- Assignment
Lines from the entries below that hold "Monoclonal" form the answer; copy all of them.

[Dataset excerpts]
- - -

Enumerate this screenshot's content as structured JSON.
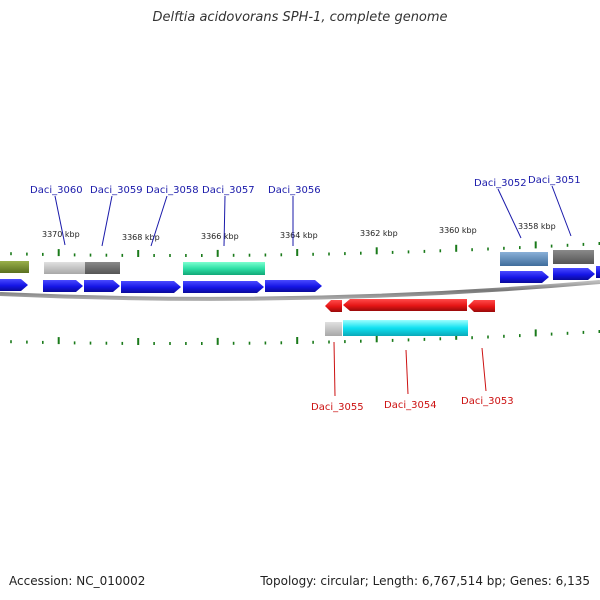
{
  "title": "Delftia acidovorans SPH-1, complete genome",
  "footer": {
    "accession": "Accession: NC_010002",
    "summary": "Topology: circular; Length: 6,767,514 bp; Genes: 6,135"
  },
  "scale_labels": [
    "3370 kbp",
    "3368 kbp",
    "3366 kbp",
    "3364 kbp",
    "3362 kbp",
    "3360 kbp",
    "3358 kbp"
  ],
  "forward_genes": [
    "Daci_3060",
    "Daci_3059",
    "Daci_3058",
    "Daci_3057",
    "Daci_3056",
    "Daci_3052",
    "Daci_3051"
  ],
  "reverse_genes": [
    "Daci_3055",
    "Daci_3054",
    "Daci_3053"
  ],
  "colors": {
    "forward_label": "#1a1aaa",
    "reverse_label": "#cc1111",
    "cds_forward": "#1515e6",
    "cds_reverse": "#e61515",
    "backbone": "#888888",
    "tick": "#1a7a1a"
  }
}
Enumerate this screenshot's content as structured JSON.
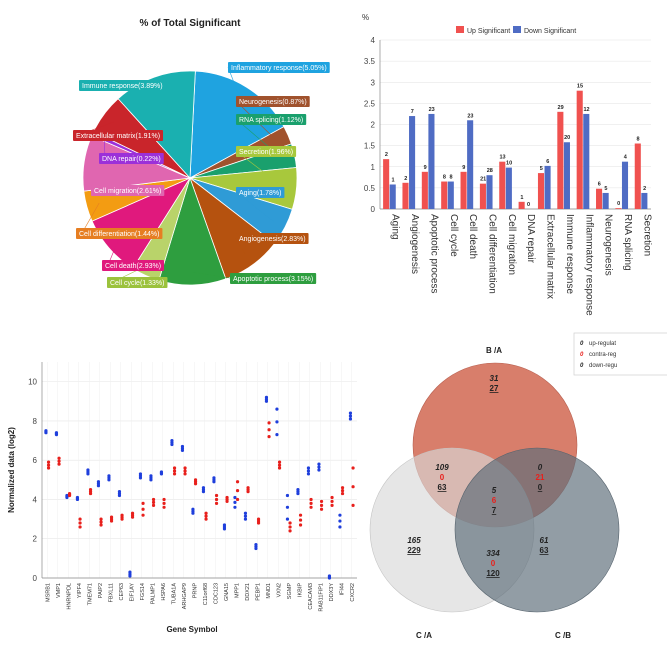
{
  "chart_data": [
    {
      "type": "pie",
      "title": "% of Total Significant",
      "slices": [
        {
          "label": "Inflammatory response(5.05%)",
          "value": 5.05,
          "color": "#1fa3e0",
          "label_color": "#1fa3e0"
        },
        {
          "label": "Neurogenesis(0.87%)",
          "value": 0.87,
          "color": "#a0522d",
          "label_color": "#a0522d"
        },
        {
          "label": "RNA splicing(1.12%)",
          "value": 1.12,
          "color": "#1aa06d",
          "label_color": "#1aa06d"
        },
        {
          "label": "Secretion(1.96%)",
          "value": 1.96,
          "color": "#a8c83c",
          "label_color": "#a8c83c"
        },
        {
          "label": "Aging(1.78%)",
          "value": 1.78,
          "color": "#2f9bd6",
          "label_color": "#2f9bd6"
        },
        {
          "label": "Angiogenesis(2.83%)",
          "value": 2.83,
          "color": "#b5520f",
          "label_color": "#b5520f"
        },
        {
          "label": "Apoptotic process(3.15%)",
          "value": 3.15,
          "color": "#2e9e3f",
          "label_color": "#2e9e3f"
        },
        {
          "label": "Cell cycle(1.33%)",
          "value": 1.33,
          "color": "#b9d36a",
          "label_color": "#9bc23c"
        },
        {
          "label": "Cell death(2.93%)",
          "value": 2.93,
          "color": "#e0197d",
          "label_color": "#e0197d"
        },
        {
          "label": "Cell differentiation(1.44%)",
          "value": 1.44,
          "color": "#f39c12",
          "label_color": "#e67e22"
        },
        {
          "label": "Cell migration(2.61%)",
          "value": 2.61,
          "color": "#e066b0",
          "label_color": "#e066b0"
        },
        {
          "label": "DNA repair(0.22%)",
          "value": 0.22,
          "color": "#9b30d9",
          "label_color": "#9b30d9"
        },
        {
          "label": "Extracellular matrix(1.91%)",
          "value": 1.91,
          "color": "#c9252b",
          "label_color": "#c9252b"
        },
        {
          "label": "Immune response(3.89%)",
          "value": 3.89,
          "color": "#1ab0b0",
          "label_color": "#1ab0b0"
        }
      ]
    },
    {
      "type": "bar",
      "ylabel": "%",
      "ylim": [
        0,
        4
      ],
      "yticks": [
        "0",
        "0.5",
        "1",
        "1.5",
        "2",
        "2.5",
        "3",
        "3.5",
        "4"
      ],
      "legend_position": "top",
      "categories": [
        "Aging",
        "Angiogenesis",
        "Apoptotic process",
        "Cell cycle",
        "Cell death",
        "Cell differentiation",
        "Cell migration",
        "DNA repair",
        "Extracellular matrix",
        "Immune response",
        "Inflammatory response",
        "Neurogenesis",
        "RNA splicing",
        "Secretion"
      ],
      "series": [
        {
          "name": "Up Significant",
          "color": "#f0514f",
          "values": [
            1.18,
            0.62,
            0.88,
            0.65,
            0.88,
            0.6,
            1.12,
            0.17,
            0.85,
            2.3,
            2.8,
            0.48,
            0.02,
            1.55
          ],
          "labels": [
            "2",
            "2",
            "9",
            "8",
            "9",
            "21",
            "13",
            "1",
            "5",
            "29",
            "15",
            "6",
            "0",
            "8"
          ]
        },
        {
          "name": "Down Significant",
          "color": "#4f6cc4",
          "values": [
            0.58,
            2.2,
            2.25,
            0.65,
            2.1,
            0.8,
            0.98,
            0.0,
            1.02,
            1.58,
            2.25,
            0.38,
            1.12,
            0.38
          ],
          "labels": [
            "1",
            "7",
            "23",
            "8",
            "23",
            "28",
            "10",
            "0",
            "6",
            "20",
            "12",
            "5",
            "4",
            "2"
          ]
        }
      ]
    },
    {
      "type": "scatter",
      "ylabel": "Normalized data (log2)",
      "xlabel": "Gene Symbol",
      "ylim": [
        0,
        11
      ],
      "yticks": [
        "0",
        "2",
        "4",
        "6",
        "8",
        "10"
      ],
      "genes": [
        "MSRB1",
        "VMP1",
        "HNRNPDL",
        "YIPF4",
        "TMEM71",
        "PAIP2",
        "FBXL11",
        "CEP63",
        "EIF1AY",
        "FGS14",
        "PALMP1",
        "HSPA6",
        "TUBA1A",
        "ARHGAP9",
        "PRNP",
        "C11orf68",
        "CDC123",
        "GNA15",
        "MPP1",
        "DDX21",
        "PEBP1",
        "MND1",
        "VXN2",
        "SGMP",
        "IKBIP",
        "CEACAM3",
        "RAB11FIP1",
        "DDX3Y",
        "IFI44",
        "CXCR2"
      ],
      "series": [
        {
          "name": "blue",
          "color": "#1f3fdc",
          "values": [
            [
              7.4,
              7.5
            ],
            [
              7.3,
              7.4
            ],
            [
              4.1,
              4.2
            ],
            [
              4.0,
              4.1
            ],
            [
              5.3,
              5.5
            ],
            [
              4.7,
              4.9
            ],
            [
              5.0,
              5.2
            ],
            [
              4.2,
              4.4
            ],
            [
              0.1,
              0.3
            ],
            [
              5.1,
              5.3
            ],
            [
              5.0,
              5.2
            ],
            [
              5.3,
              5.4
            ],
            [
              6.8,
              7.0
            ],
            [
              6.5,
              6.7
            ],
            [
              3.3,
              3.5
            ],
            [
              4.4,
              4.6
            ],
            [
              4.9,
              5.1
            ],
            [
              2.5,
              2.7
            ],
            [
              3.6,
              4.1
            ],
            [
              3.0,
              3.3
            ],
            [
              1.5,
              1.7
            ],
            [
              9.0,
              9.2
            ],
            [
              7.3,
              8.6
            ],
            [
              3.0,
              4.2
            ],
            [
              4.3,
              4.5
            ],
            [
              5.3,
              5.6
            ],
            [
              5.5,
              5.8
            ],
            [
              0.0,
              0.1
            ],
            [
              2.6,
              3.2
            ],
            [
              8.1,
              8.4
            ]
          ]
        },
        {
          "name": "red",
          "color": "#e8201c",
          "values": [
            [
              5.6,
              5.9
            ],
            [
              5.8,
              6.1
            ],
            [
              4.2,
              4.3
            ],
            [
              2.6,
              3.0
            ],
            [
              4.3,
              4.5
            ],
            [
              2.7,
              3.0
            ],
            [
              2.9,
              3.1
            ],
            [
              3.0,
              3.2
            ],
            [
              3.1,
              3.3
            ],
            [
              3.2,
              3.8
            ],
            [
              3.7,
              4.0
            ],
            [
              3.6,
              4.0
            ],
            [
              5.3,
              5.6
            ],
            [
              5.3,
              5.6
            ],
            [
              4.8,
              5.0
            ],
            [
              3.0,
              3.3
            ],
            [
              3.8,
              4.2
            ],
            [
              3.9,
              4.1
            ],
            [
              4.0,
              4.9
            ],
            [
              4.4,
              4.6
            ],
            [
              2.8,
              3.0
            ],
            [
              7.2,
              7.9
            ],
            [
              5.6,
              5.9
            ],
            [
              2.4,
              2.8
            ],
            [
              2.7,
              3.2
            ],
            [
              3.6,
              4.0
            ],
            [
              3.5,
              3.9
            ],
            [
              3.7,
              4.1
            ],
            [
              4.3,
              4.6
            ],
            [
              3.7,
              5.6
            ]
          ]
        }
      ]
    },
    {
      "type": "venn",
      "legend": [
        "up-regulat",
        "contra-reg",
        "down-regu"
      ],
      "set_labels": [
        "B /A",
        "C /A",
        "C /B"
      ],
      "colors": [
        "#d4705b",
        "#d9d9d9",
        "#5e6e7a"
      ],
      "regions": [
        {
          "name": "B only",
          "up": "31",
          "contra": "",
          "down": "27"
        },
        {
          "name": "A and C",
          "up": "109",
          "contra": "0",
          "down": "63"
        },
        {
          "name": "A and B",
          "up": "0",
          "contra": "21",
          "down": "0"
        },
        {
          "name": "center",
          "up": "5",
          "contra": "6",
          "down": "7"
        },
        {
          "name": "C/A only",
          "up": "165",
          "contra": "",
          "down": "229"
        },
        {
          "name": "C/B only",
          "up": "61",
          "contra": "",
          "down": "63"
        },
        {
          "name": "B and C",
          "up": "334",
          "contra": "0",
          "down": "120"
        }
      ]
    }
  ]
}
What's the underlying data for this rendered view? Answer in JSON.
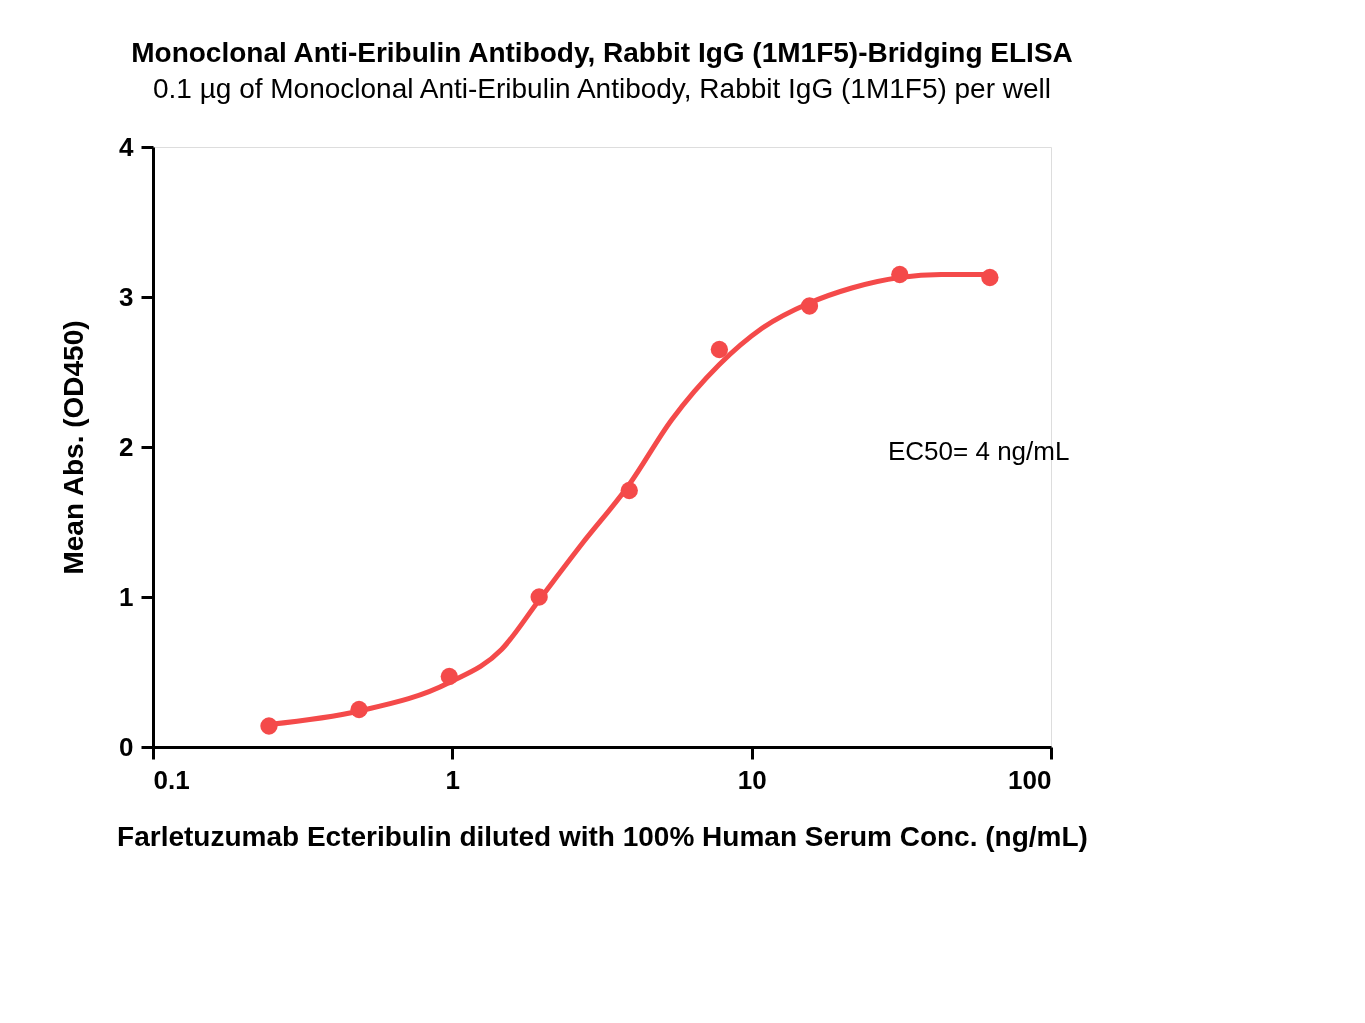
{
  "chart_data": {
    "type": "scatter",
    "title": "Monoclonal Anti-Eribulin Antibody, Rabbit IgG (1M1F5)-Bridging ELISA",
    "subtitle": "0.1 µg of Monoclonal Anti-Eribulin Antibody, Rabbit IgG (1M1F5) per well",
    "xlabel": "Farletuzumab Ecteribulin diluted with 100% Human Serum Conc. (ng/mL)",
    "ylabel": "Mean Abs. (OD450)",
    "annotations": [
      "EC50= 4 ng/mL"
    ],
    "log": "x",
    "xlim": [
      0.1,
      100
    ],
    "xticks": [
      0.1,
      1,
      10,
      100
    ],
    "ylim": [
      0,
      4
    ],
    "yticks": [
      0,
      1,
      2,
      3,
      4
    ],
    "grid": false,
    "legend": false,
    "marker": "circle",
    "series": [
      {
        "type": "line",
        "marker": "none",
        "line_style": "solid",
        "color": "#f44a4a",
        "x": [
          0.244,
          0.488,
          0.977,
          1.46,
          1.95,
          2.7,
          3.9,
          5.4,
          7.8,
          10.8,
          15.6,
          21.6,
          31.25,
          43,
          62.5
        ],
        "values": [
          0.15,
          0.24,
          0.43,
          0.65,
          0.98,
          1.35,
          1.75,
          2.18,
          2.55,
          2.79,
          2.96,
          3.06,
          3.13,
          3.15,
          3.15
        ]
      },
      {
        "color": "#f44a4a",
        "x": [
          0.244,
          0.488,
          0.977,
          1.95,
          3.9,
          7.8,
          15.6,
          31.25,
          62.5
        ],
        "values": [
          0.14,
          0.25,
          0.47,
          1.0,
          1.71,
          2.65,
          2.94,
          3.15,
          3.13
        ]
      }
    ]
  }
}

- - -

- Response for this exercise
    "title": "Monoclonal Anti-Eribulin Antibody, Rabbit IgG (1M1F5)-Bridging ELISA",
    "subtitle": "0.1 µg of Monoclonal Anti-Eribulin Antibody, Rabbit IgG (1M1F5) per well",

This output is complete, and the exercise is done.